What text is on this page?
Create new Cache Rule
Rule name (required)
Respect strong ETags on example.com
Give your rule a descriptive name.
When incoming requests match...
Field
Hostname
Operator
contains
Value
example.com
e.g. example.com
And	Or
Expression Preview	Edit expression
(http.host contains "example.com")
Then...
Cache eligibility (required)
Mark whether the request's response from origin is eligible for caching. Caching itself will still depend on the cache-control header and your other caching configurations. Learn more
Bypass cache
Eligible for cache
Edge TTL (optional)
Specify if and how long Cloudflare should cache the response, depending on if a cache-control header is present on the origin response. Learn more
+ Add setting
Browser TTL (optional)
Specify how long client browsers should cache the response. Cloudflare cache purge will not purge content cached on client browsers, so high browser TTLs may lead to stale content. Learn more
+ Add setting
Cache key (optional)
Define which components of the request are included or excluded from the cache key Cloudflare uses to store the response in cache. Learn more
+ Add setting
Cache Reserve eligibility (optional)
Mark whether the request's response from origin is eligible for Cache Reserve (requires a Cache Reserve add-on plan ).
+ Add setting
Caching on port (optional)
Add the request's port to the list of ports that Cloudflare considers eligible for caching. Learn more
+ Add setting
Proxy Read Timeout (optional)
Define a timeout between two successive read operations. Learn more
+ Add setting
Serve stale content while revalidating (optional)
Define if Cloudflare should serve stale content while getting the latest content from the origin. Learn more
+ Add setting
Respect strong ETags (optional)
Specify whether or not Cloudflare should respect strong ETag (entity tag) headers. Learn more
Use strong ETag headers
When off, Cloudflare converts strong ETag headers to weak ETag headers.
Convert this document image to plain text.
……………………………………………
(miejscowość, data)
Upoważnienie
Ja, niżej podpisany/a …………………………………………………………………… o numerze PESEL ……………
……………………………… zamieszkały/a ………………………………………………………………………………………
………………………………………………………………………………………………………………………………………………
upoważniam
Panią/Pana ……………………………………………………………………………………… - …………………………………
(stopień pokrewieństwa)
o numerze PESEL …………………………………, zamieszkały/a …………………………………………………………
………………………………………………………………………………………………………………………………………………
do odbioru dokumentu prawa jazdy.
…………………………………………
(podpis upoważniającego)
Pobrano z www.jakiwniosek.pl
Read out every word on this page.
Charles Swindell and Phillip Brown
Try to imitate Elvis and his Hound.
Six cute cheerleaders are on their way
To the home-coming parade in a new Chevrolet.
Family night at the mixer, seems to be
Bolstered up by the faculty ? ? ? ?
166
********************
The problem: Give back exactly the lines beginning at the one with "Convert this document image to plain text." and ending at the final line of the material; both boundary lines belong in it.

Reply:
Convert this document image to plain text.
……………………………………………
(miejscowość, data)
Upoważnienie
Ja, niżej podpisany/a …………………………………………………………………… o numerze PESEL ……………
……………………………… zamieszkały/a ………………………………………………………………………………………
………………………………………………………………………………………………………………………………………………
upoważniam
Panią/Pana ……………………………………………………………………………………… - …………………………………
(stopień pokrewieństwa)
o numerze PESEL …………………………………, zamieszkały/a …………………………………………………………
………………………………………………………………………………………………………………………………………………
do odbioru dokumentu prawa jazdy.
…………………………………………
(podpis upoważniającego)
Pobrano z www.jakiwniosek.pl
Read out every word on this page.
Charles Swindell and Phillip Brown
Try to imitate Elvis and his Hound.
Six cute cheerleaders are on their way
To the home-coming parade in a new Chevrolet.
Family night at the mixer, seems to be
Bolstered up by the faculty ? ? ? ?
166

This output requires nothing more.